## [EXERCISE REQUIREMENTS]
Give every entry again, word for word.

## [RECORDS FOR PROCESSING]
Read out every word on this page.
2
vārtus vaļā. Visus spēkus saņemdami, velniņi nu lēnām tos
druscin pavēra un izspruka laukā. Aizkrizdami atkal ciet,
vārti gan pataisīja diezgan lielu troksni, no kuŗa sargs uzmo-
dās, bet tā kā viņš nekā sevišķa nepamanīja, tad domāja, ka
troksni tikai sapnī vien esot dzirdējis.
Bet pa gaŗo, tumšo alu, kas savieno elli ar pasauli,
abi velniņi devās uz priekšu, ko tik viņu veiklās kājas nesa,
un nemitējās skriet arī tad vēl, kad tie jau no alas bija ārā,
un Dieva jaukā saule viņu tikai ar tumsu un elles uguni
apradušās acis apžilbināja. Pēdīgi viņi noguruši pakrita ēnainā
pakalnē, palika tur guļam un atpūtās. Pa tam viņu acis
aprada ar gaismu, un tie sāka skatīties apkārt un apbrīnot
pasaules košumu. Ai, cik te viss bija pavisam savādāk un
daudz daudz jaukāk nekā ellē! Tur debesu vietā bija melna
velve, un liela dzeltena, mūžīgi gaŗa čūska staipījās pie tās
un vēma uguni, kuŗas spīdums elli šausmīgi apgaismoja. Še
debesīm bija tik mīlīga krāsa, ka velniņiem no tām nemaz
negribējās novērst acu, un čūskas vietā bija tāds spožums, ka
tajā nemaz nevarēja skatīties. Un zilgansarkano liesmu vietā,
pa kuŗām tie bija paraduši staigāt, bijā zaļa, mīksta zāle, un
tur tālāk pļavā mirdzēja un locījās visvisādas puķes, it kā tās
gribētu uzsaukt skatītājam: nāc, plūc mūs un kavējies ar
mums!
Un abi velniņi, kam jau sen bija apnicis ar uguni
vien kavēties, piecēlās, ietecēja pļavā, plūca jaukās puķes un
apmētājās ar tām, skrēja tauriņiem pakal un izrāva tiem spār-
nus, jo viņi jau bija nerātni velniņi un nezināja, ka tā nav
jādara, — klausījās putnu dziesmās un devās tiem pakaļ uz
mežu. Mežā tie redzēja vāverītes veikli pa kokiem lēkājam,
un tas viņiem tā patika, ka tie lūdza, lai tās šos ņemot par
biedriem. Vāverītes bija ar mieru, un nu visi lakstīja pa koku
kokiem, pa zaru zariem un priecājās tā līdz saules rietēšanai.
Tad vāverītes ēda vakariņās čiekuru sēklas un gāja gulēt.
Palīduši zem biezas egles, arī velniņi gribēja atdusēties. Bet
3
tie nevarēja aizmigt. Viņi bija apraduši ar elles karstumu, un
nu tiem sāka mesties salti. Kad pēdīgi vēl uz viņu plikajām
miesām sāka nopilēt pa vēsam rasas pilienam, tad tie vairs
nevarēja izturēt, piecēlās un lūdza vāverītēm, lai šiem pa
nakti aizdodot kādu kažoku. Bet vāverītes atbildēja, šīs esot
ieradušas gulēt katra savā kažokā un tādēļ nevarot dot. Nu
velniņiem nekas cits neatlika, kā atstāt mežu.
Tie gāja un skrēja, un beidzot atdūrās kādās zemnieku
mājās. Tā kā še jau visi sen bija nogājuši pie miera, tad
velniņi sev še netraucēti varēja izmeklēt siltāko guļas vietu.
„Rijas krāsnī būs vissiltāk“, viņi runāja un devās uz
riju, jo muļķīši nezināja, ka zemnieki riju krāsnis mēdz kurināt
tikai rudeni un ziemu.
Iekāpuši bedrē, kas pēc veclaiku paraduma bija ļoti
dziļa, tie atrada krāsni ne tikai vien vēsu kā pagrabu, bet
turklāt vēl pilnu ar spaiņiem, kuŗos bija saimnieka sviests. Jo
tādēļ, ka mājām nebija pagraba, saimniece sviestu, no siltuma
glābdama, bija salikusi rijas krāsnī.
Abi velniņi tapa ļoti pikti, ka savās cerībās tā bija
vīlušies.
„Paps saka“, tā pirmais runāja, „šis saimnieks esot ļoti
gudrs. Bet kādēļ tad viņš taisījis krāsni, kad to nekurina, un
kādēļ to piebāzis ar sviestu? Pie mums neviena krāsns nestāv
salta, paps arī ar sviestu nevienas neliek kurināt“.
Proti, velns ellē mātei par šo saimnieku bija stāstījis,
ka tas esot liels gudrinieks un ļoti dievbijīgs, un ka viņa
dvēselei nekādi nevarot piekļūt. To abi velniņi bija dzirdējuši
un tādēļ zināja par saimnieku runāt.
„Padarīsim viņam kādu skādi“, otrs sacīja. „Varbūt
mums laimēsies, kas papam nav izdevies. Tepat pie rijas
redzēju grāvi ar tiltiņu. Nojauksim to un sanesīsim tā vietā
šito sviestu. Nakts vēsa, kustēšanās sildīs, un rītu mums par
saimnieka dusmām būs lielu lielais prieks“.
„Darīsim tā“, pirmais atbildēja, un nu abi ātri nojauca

## [WORKED SOLUTION]
Read out every word on this page.
2
vārtus vaļā. Visus spēkus saņemdami, velniņi nu lēnām tos
druscin pavēra un izspruka laukā. Aizkrizdami atkal ciet,
vārti gan pataisīja diezgan lielu troksni, no kuŗa sargs uzmo-
dās, bet tā kā viņš nekā sevišķa nepamanīja, tad domāja, ka
troksni tikai sapnī vien esot dzirdējis.
Bet pa gaŗo, tumšo alu, kas savieno elli ar pasauli,
abi velniņi devās uz priekšu, ko tik viņu veiklās kājas nesa,
un nemitējās skriet arī tad vēl, kad tie jau no alas bija ārā,
un Dieva jaukā saule viņu tikai ar tumsu un elles uguni
apradušās acis apžilbināja. Pēdīgi viņi noguruši pakrita ēnainā
pakalnē, palika tur guļam un atpūtās. Pa tam viņu acis
aprada ar gaismu, un tie sāka skatīties apkārt un apbrīnot
pasaules košumu. Ai, cik te viss bija pavisam savādāk un
daudz daudz jaukāk nekā ellē! Tur debesu vietā bija melna
velve, un liela dzeltena, mūžīgi gaŗa čūska staipījās pie tās
un vēma uguni, kuŗas spīdums elli šausmīgi apgaismoja. Še
debesīm bija tik mīlīga krāsa, ka velniņiem no tām nemaz
negribējās novērst acu, un čūskas vietā bija tāds spožums, ka
tajā nemaz nevarēja skatīties. Un zilgansarkano liesmu vietā,
pa kuŗām tie bija paraduši staigāt, bijā zaļa, mīksta zāle, un
tur tālāk pļavā mirdzēja un locījās visvisādas puķes, it kā tās
gribētu uzsaukt skatītājam: nāc, plūc mūs un kavējies ar
mums!
Un abi velniņi, kam jau sen bija apnicis ar uguni
vien kavēties, piecēlās, ietecēja pļavā, plūca jaukās puķes un
apmētājās ar tām, skrēja tauriņiem pakal un izrāva tiem spār-
nus, jo viņi jau bija nerātni velniņi un nezināja, ka tā nav
jādara, — klausījās putnu dziesmās un devās tiem pakaļ uz
mežu. Mežā tie redzēja vāverītes veikli pa kokiem lēkājam,
un tas viņiem tā patika, ka tie lūdza, lai tās šos ņemot par
biedriem. Vāverītes bija ar mieru, un nu visi lakstīja pa koku
kokiem, pa zaru zariem un priecājās tā līdz saules rietēšanai.
Tad vāverītes ēda vakariņās čiekuru sēklas un gāja gulēt.
Palīduši zem biezas egles, arī velniņi gribēja atdusēties. Bet
3
tie nevarēja aizmigt. Viņi bija apraduši ar elles karstumu, un
nu tiem sāka mesties salti. Kad pēdīgi vēl uz viņu plikajām
miesām sāka nopilēt pa vēsam rasas pilienam, tad tie vairs
nevarēja izturēt, piecēlās un lūdza vāverītēm, lai šiem pa
nakti aizdodot kādu kažoku. Bet vāverītes atbildēja, šīs esot
ieradušas gulēt katra savā kažokā un tādēļ nevarot dot. Nu
velniņiem nekas cits neatlika, kā atstāt mežu.
Tie gāja un skrēja, un beidzot atdūrās kādās zemnieku
mājās. Tā kā še jau visi sen bija nogājuši pie miera, tad
velniņi sev še netraucēti varēja izmeklēt siltāko guļas vietu.
„Rijas krāsnī būs vissiltāk“, viņi runāja un devās uz
riju, jo muļķīši nezināja, ka zemnieki riju krāsnis mēdz kurināt
tikai rudeni un ziemu.
Iekāpuši bedrē, kas pēc veclaiku paraduma bija ļoti
dziļa, tie atrada krāsni ne tikai vien vēsu kā pagrabu, bet
turklāt vēl pilnu ar spaiņiem, kuŗos bija saimnieka sviests. Jo
tādēļ, ka mājām nebija pagraba, saimniece sviestu, no siltuma
glābdama, bija salikusi rijas krāsnī.
Abi velniņi tapa ļoti pikti, ka savās cerībās tā bija
vīlušies.
„Paps saka“, tā pirmais runāja, „šis saimnieks esot ļoti
gudrs. Bet kādēļ tad viņš taisījis krāsni, kad to nekurina, un
kādēļ to piebāzis ar sviestu? Pie mums neviena krāsns nestāv
salta, paps arī ar sviestu nevienas neliek kurināt“.
Proti, velns ellē mātei par šo saimnieku bija stāstījis,
ka tas esot liels gudrinieks un ļoti dievbijīgs, un ka viņa
dvēselei nekādi nevarot piekļūt. To abi velniņi bija dzirdējuši
un tādēļ zināja par saimnieku runāt.
„Padarīsim viņam kādu skādi“, otrs sacīja. „Varbūt
mums laimēsies, kas papam nav izdevies. Tepat pie rijas
redzēju grāvi ar tiltiņu. Nojauksim to un sanesīsim tā vietā
šito sviestu. Nakts vēsa, kustēšanās sildīs, un rītu mums par
saimnieka dusmām būs lielu lielais prieks“.
„Darīsim tā“, pirmais atbildēja, un nu abi ātri nojauca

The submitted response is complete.